# [EXERCISE BRIEF]
Copy all the material that follows, keeping every character the same.

# [DATA SHOWN]
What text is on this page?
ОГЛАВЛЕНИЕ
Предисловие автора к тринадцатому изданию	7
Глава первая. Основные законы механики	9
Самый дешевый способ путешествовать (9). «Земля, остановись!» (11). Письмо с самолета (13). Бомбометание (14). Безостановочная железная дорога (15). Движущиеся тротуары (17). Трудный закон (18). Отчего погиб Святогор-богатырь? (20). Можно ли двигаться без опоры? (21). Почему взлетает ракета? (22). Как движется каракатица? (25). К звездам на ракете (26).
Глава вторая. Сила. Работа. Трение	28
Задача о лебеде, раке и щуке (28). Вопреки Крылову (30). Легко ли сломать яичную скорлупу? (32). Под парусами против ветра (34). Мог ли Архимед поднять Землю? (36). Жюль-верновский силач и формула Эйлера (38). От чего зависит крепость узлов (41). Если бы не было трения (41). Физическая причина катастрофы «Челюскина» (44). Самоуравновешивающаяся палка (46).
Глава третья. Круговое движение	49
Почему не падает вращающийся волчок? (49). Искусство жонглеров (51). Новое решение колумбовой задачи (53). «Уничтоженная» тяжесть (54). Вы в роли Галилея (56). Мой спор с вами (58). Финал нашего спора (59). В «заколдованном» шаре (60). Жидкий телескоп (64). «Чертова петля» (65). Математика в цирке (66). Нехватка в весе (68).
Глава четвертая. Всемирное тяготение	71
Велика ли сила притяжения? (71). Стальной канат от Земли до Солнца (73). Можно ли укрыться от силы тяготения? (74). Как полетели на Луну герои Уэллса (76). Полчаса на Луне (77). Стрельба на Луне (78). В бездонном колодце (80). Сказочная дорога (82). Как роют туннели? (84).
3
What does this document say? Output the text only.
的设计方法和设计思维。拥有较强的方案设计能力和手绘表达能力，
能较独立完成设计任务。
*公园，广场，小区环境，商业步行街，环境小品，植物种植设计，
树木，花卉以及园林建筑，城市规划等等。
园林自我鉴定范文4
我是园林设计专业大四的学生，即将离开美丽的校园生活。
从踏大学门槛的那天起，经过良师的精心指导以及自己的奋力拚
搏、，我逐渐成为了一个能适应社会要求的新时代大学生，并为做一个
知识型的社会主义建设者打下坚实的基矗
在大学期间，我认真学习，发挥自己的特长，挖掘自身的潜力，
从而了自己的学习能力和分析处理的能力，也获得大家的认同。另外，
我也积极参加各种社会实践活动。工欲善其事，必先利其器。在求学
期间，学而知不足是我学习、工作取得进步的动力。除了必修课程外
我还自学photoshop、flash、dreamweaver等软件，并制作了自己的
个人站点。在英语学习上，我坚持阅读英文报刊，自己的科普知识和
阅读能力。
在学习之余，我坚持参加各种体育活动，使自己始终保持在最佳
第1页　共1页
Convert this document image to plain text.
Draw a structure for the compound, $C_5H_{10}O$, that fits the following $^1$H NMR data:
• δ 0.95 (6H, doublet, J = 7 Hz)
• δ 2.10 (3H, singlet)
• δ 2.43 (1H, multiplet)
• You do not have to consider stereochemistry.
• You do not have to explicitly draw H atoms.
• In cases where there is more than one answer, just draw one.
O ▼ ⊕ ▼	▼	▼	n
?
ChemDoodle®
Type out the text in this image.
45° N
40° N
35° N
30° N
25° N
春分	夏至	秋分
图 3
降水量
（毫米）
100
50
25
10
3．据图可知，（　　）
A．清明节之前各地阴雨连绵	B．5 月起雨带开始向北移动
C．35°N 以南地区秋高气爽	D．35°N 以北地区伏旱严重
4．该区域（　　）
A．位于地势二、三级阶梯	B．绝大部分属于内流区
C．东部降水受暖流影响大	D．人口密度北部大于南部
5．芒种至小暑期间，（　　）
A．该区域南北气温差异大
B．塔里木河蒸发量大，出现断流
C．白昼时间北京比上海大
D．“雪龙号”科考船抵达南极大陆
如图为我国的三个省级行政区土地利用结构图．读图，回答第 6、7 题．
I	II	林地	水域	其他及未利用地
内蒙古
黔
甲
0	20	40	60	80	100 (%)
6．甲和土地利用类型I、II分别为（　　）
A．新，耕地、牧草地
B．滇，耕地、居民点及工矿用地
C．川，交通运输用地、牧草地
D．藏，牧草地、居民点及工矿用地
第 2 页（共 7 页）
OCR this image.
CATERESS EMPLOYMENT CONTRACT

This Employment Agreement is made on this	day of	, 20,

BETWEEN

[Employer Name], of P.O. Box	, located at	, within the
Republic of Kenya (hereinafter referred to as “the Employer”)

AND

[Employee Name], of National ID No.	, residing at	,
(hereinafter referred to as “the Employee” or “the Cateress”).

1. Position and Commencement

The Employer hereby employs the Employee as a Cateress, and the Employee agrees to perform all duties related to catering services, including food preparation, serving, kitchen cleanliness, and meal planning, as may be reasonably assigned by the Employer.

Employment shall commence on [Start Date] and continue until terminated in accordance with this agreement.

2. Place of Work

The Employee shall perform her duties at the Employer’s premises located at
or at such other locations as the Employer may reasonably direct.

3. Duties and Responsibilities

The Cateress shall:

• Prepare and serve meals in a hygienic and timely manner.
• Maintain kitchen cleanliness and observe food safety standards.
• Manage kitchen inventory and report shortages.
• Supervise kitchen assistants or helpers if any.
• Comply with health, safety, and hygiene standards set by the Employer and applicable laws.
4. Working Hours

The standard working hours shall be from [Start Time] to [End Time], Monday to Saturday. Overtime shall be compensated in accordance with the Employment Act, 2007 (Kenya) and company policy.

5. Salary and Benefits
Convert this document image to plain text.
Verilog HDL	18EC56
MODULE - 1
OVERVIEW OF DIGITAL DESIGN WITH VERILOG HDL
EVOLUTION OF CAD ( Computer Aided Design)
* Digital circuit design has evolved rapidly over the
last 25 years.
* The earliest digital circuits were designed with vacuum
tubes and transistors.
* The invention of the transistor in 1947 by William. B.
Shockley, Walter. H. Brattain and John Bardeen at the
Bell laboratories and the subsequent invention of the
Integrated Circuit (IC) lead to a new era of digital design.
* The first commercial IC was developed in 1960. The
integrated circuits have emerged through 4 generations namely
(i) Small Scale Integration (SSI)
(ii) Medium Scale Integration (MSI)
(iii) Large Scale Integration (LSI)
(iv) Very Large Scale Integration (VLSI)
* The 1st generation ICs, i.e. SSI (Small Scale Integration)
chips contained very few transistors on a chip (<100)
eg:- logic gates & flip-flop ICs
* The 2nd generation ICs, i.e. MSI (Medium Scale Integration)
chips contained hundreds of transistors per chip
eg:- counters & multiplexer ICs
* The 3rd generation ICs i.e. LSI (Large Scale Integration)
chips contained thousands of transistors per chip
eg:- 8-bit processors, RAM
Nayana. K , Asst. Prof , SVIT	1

# [RESULT FOR THIS TASK]
What text is on this page?
ОГЛАВЛЕНИЕ
Предисловие автора к тринадцатому изданию	7
Глава первая. Основные законы механики	9
Самый дешевый способ путешествовать (9). «Земля, остановись!» (11). Письмо с самолета (13). Бомбометание (14). Безостановочная железная дорога (15). Движущиеся тротуары (17). Трудный закон (18). Отчего погиб Святогор-богатырь? (20). Можно ли двигаться без опоры? (21). Почему взлетает ракета? (22). Как движется каракатица? (25). К звездам на ракете (26).
Глава вторая. Сила. Работа. Трение	28
Задача о лебеде, раке и щуке (28). Вопреки Крылову (30). Легко ли сломать яичную скорлупу? (32). Под парусами против ветра (34). Мог ли Архимед поднять Землю? (36). Жюль-верновский силач и формула Эйлера (38). От чего зависит крепость узлов (41). Если бы не было трения (41). Физическая причина катастрофы «Челюскина» (44). Самоуравновешивающаяся палка (46).
Глава третья. Круговое движение	49
Почему не падает вращающийся волчок? (49). Искусство жонглеров (51). Новое решение колумбовой задачи (53). «Уничтоженная» тяжесть (54). Вы в роли Галилея (56). Мой спор с вами (58). Финал нашего спора (59). В «заколдованном» шаре (60). Жидкий телескоп (64). «Чертова петля» (65). Математика в цирке (66). Нехватка в весе (68).
Глава четвертая. Всемирное тяготение	71
Велика ли сила притяжения? (71). Стальной канат от Земли до Солнца (73). Можно ли укрыться от силы тяготения? (74). Как полетели на Луну герои Уэллса (76). Полчаса на Луне (77). Стрельба на Луне (78). В бездонном колодце (80). Сказочная дорога (82). Как роют туннели? (84).
3
What does this document say? Output the text only.
的设计方法和设计思维。拥有较强的方案设计能力和手绘表达能力，
能较独立完成设计任务。
*公园，广场，小区环境，商业步行街，环境小品，植物种植设计，
树木，花卉以及园林建筑，城市规划等等。
园林自我鉴定范文4
我是园林设计专业大四的学生，即将离开美丽的校园生活。
从踏大学门槛的那天起，经过良师的精心指导以及自己的奋力拚
搏、，我逐渐成为了一个能适应社会要求的新时代大学生，并为做一个
知识型的社会主义建设者打下坚实的基矗
在大学期间，我认真学习，发挥自己的特长，挖掘自身的潜力，
从而了自己的学习能力和分析处理的能力，也获得大家的认同。另外，
我也积极参加各种社会实践活动。工欲善其事，必先利其器。在求学
期间，学而知不足是我学习、工作取得进步的动力。除了必修课程外
我还自学photoshop、flash、dreamweaver等软件，并制作了自己的
个人站点。在英语学习上，我坚持阅读英文报刊，自己的科普知识和
阅读能力。
在学习之余，我坚持参加各种体育活动，使自己始终保持在最佳
第1页　共1页
Convert this document image to plain text.
Draw a structure for the compound, $C_5H_{10}O$, that fits the following $^1$H NMR data:
• δ 0.95 (6H, doublet, J = 7 Hz)
• δ 2.10 (3H, singlet)
• δ 2.43 (1H, multiplet)
• You do not have to consider stereochemistry.
• You do not have to explicitly draw H atoms.
• In cases where there is more than one answer, just draw one.
O ▼ ⊕ ▼	▼	▼	n
?
ChemDoodle®
Type out the text in this image.
45° N
40° N
35° N
30° N
25° N
春分	夏至	秋分
图 3
降水量
（毫米）
100
50
25
10
3．据图可知，（　　）
A．清明节之前各地阴雨连绵	B．5 月起雨带开始向北移动
C．35°N 以南地区秋高气爽	D．35°N 以北地区伏旱严重
4．该区域（　　）
A．位于地势二、三级阶梯	B．绝大部分属于内流区
C．东部降水受暖流影响大	D．人口密度北部大于南部
5．芒种至小暑期间，（　　）
A．该区域南北气温差异大
B．塔里木河蒸发量大，出现断流
C．白昼时间北京比上海大
D．“雪龙号”科考船抵达南极大陆
如图为我国的三个省级行政区土地利用结构图．读图，回答第 6、7 题．
I	II	林地	水域	其他及未利用地
内蒙古
黔
甲
0	20	40	60	80	100 (%)
6．甲和土地利用类型I、II分别为（　　）
A．新，耕地、牧草地
B．滇，耕地、居民点及工矿用地
C．川，交通运输用地、牧草地
D．藏，牧草地、居民点及工矿用地
第 2 页（共 7 页）
OCR this image.
CATERESS EMPLOYMENT CONTRACT

This Employment Agreement is made on this	day of	, 20,

BETWEEN

[Employer Name], of P.O. Box	, located at	, within the
Republic of Kenya (hereinafter referred to as “the Employer”)

AND

[Employee Name], of National ID No.	, residing at	,
(hereinafter referred to as “the Employee” or “the Cateress”).

1. Position and Commencement

The Employer hereby employs the Employee as a Cateress, and the Employee agrees to perform all duties related to catering services, including food preparation, serving, kitchen cleanliness, and meal planning, as may be reasonably assigned by the Employer.

Employment shall commence on [Start Date] and continue until terminated in accordance with this agreement.

2. Place of Work

The Employee shall perform her duties at the Employer’s premises located at
or at such other locations as the Employer may reasonably direct.

3. Duties and Responsibilities

The Cateress shall:

• Prepare and serve meals in a hygienic and timely manner.
• Maintain kitchen cleanliness and observe food safety standards.
• Manage kitchen inventory and report shortages.
• Supervise kitchen assistants or helpers if any.
• Comply with health, safety, and hygiene standards set by the Employer and applicable laws.
4. Working Hours

The standard working hours shall be from [Start Time] to [End Time], Monday to Saturday. Overtime shall be compensated in accordance with the Employment Act, 2007 (Kenya) and company policy.

5. Salary and Benefits
Convert this document image to plain text.
Verilog HDL	18EC56
MODULE - 1
OVERVIEW OF DIGITAL DESIGN WITH VERILOG HDL
EVOLUTION OF CAD ( Computer Aided Design)
* Digital circuit design has evolved rapidly over the
last 25 years.
* The earliest digital circuits were designed with vacuum
tubes and transistors.
* The invention of the transistor in 1947 by William. B.
Shockley, Walter. H. Brattain and John Bardeen at the
Bell laboratories and the subsequent invention of the
Integrated Circuit (IC) lead to a new era of digital design.
* The first commercial IC was developed in 1960. The
integrated circuits have emerged through 4 generations namely
(i) Small Scale Integration (SSI)
(ii) Medium Scale Integration (MSI)
(iii) Large Scale Integration (LSI)
(iv) Very Large Scale Integration (VLSI)
* The 1st generation ICs, i.e. SSI (Small Scale Integration)
chips contained very few transistors on a chip (<100)
eg:- logic gates & flip-flop ICs
* The 2nd generation ICs, i.e. MSI (Medium Scale Integration)
chips contained hundreds of transistors per chip
eg:- counters & multiplexer ICs
* The 3rd generation ICs i.e. LSI (Large Scale Integration)
chips contained thousands of transistors per chip
eg:- 8-bit processors, RAM
Nayana. K , Asst. Prof , SVIT	1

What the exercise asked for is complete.